▽
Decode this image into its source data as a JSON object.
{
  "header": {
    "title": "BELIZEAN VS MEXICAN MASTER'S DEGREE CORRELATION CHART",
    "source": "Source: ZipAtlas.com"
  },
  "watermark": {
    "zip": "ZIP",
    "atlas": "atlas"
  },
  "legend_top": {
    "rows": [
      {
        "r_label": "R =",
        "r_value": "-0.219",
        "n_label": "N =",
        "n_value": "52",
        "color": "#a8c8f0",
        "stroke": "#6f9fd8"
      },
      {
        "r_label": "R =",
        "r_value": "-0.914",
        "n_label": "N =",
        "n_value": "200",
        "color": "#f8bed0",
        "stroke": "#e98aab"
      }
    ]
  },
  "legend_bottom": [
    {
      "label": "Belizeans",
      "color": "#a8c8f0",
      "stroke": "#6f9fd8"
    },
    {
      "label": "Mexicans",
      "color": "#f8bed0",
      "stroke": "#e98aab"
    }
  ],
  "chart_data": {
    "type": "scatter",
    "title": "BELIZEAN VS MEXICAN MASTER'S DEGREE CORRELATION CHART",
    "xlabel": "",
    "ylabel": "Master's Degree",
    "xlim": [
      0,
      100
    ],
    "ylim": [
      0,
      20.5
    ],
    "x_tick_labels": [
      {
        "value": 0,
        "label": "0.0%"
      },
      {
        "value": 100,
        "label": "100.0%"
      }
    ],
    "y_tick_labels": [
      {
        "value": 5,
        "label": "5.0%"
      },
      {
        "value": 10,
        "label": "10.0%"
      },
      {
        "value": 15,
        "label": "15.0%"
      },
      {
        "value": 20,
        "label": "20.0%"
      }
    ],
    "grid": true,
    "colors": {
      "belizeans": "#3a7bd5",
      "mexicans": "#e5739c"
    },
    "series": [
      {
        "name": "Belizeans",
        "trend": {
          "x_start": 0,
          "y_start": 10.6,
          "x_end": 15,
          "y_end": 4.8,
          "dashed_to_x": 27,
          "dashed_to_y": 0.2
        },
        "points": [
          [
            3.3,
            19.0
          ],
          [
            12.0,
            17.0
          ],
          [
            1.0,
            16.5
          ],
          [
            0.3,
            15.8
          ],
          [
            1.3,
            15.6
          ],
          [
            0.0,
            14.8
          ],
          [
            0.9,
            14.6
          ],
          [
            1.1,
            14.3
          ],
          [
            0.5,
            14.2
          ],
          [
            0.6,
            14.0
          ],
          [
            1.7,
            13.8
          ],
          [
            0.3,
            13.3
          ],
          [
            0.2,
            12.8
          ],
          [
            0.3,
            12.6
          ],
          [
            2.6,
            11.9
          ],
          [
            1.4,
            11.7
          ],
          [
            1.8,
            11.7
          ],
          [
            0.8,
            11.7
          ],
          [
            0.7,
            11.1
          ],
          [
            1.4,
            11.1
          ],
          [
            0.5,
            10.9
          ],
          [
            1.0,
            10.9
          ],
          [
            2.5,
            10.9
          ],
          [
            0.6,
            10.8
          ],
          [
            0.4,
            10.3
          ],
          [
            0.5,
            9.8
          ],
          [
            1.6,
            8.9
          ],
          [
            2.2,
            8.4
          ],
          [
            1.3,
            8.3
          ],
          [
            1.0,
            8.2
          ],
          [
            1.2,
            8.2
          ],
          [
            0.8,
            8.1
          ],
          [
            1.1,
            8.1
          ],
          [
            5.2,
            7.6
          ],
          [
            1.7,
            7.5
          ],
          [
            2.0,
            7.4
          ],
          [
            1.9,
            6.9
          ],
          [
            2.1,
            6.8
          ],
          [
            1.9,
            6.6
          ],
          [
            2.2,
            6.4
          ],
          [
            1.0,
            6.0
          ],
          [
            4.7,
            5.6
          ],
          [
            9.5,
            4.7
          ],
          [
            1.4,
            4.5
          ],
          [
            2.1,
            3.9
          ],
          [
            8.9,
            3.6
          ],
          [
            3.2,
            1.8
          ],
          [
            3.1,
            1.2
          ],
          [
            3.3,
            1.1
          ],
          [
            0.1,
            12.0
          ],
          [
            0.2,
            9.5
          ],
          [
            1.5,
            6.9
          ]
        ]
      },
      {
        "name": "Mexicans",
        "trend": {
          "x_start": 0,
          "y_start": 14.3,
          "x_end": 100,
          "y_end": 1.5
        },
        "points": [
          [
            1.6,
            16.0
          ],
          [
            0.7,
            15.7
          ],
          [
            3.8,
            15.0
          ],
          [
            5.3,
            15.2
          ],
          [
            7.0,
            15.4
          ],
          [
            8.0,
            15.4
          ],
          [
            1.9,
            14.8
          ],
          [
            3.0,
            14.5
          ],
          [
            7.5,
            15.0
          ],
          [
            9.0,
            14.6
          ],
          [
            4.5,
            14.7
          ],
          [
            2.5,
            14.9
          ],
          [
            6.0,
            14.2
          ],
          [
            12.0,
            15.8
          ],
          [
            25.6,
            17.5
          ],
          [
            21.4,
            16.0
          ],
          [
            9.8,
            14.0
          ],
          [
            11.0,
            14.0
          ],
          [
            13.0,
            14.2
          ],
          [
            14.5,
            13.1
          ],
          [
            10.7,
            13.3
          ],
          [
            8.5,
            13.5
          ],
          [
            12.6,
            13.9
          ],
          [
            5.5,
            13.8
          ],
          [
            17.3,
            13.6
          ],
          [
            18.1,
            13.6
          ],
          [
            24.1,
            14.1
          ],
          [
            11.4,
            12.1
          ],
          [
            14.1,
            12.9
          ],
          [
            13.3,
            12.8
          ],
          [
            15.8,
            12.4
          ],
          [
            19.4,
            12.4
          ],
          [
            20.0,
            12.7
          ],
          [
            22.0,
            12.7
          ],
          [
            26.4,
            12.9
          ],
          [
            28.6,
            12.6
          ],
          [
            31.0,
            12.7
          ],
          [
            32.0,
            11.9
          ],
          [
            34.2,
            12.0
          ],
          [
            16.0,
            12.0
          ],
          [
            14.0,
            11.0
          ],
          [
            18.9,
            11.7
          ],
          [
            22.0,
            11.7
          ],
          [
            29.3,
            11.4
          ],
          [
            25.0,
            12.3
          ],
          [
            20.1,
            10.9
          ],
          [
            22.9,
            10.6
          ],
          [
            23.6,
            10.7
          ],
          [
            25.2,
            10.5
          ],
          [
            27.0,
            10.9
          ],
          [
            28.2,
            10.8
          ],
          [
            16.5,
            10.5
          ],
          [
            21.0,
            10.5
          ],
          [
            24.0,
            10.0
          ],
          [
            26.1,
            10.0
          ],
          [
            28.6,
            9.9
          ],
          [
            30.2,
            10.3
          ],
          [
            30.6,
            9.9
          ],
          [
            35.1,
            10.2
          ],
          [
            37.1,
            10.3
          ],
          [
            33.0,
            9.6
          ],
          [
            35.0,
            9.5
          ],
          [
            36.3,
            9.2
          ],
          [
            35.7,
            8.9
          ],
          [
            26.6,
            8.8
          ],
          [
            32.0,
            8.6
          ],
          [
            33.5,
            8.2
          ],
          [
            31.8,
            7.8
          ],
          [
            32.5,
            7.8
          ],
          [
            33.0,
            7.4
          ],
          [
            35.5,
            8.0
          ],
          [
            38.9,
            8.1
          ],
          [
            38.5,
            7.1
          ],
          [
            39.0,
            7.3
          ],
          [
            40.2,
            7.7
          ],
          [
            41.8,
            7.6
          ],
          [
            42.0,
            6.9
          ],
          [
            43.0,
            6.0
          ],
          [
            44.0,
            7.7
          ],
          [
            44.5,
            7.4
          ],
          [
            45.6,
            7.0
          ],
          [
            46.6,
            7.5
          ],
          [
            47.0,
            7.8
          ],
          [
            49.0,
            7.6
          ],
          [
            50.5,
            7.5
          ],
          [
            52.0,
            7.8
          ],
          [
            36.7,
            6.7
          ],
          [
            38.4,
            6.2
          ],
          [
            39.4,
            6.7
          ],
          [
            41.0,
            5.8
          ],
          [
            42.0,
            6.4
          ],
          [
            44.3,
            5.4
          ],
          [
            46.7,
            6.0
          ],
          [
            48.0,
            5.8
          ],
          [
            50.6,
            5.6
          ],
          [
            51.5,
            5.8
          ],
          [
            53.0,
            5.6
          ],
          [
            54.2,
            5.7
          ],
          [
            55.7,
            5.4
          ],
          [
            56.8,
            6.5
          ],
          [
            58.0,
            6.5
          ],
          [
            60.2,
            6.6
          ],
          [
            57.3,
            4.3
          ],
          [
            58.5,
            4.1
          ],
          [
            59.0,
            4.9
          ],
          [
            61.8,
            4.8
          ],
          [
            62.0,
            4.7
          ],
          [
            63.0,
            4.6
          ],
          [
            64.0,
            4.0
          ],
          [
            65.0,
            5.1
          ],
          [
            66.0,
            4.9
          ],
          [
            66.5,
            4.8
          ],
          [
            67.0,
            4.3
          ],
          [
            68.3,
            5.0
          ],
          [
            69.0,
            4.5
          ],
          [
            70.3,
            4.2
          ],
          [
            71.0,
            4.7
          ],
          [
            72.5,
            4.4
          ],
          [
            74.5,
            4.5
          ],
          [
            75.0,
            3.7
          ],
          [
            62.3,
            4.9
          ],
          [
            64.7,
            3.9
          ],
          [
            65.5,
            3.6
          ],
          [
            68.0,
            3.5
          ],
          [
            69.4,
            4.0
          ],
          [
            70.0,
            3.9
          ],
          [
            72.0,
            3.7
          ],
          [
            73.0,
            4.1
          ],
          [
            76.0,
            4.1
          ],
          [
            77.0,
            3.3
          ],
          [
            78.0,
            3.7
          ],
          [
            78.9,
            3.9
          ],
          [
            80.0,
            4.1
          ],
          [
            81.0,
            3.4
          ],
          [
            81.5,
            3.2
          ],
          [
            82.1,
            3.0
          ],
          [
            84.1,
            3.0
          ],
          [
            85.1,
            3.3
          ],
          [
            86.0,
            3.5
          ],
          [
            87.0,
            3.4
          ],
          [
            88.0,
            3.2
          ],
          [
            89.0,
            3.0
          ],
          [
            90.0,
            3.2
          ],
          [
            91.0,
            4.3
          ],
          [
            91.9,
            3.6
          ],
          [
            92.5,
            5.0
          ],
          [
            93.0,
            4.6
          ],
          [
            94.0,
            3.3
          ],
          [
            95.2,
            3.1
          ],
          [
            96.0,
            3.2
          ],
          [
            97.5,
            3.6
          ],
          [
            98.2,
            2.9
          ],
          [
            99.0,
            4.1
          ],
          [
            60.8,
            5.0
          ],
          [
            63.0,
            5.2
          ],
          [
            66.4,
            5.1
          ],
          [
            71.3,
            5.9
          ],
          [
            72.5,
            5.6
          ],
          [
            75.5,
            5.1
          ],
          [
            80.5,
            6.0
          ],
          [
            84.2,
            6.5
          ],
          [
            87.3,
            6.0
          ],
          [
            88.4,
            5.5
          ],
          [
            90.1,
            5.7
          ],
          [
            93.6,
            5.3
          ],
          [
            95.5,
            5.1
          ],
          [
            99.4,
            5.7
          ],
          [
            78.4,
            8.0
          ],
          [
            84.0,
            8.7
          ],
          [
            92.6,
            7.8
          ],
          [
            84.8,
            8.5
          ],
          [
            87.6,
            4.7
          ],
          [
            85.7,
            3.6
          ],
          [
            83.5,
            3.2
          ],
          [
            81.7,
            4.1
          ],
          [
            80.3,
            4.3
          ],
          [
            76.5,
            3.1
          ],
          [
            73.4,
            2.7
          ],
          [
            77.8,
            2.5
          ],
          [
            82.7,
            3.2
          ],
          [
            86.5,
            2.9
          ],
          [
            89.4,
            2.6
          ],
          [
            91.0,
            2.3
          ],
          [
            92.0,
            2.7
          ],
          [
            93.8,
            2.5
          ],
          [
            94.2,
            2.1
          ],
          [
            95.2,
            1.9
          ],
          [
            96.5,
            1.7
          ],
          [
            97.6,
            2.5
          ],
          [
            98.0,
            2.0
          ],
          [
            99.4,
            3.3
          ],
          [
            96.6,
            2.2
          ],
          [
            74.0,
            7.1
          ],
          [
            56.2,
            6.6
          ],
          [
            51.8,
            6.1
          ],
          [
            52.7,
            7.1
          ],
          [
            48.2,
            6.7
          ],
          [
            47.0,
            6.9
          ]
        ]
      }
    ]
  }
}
△
§ WHAT THE TASK REQUIRES
Copy all lines of the listing above that contain the string "stroke".

§ WRITTEN ANSWER
        "stroke": "#6f9fd8"
        "stroke": "#e98aab"
      "stroke": "#6f9fd8"
      "stroke": "#e98aab"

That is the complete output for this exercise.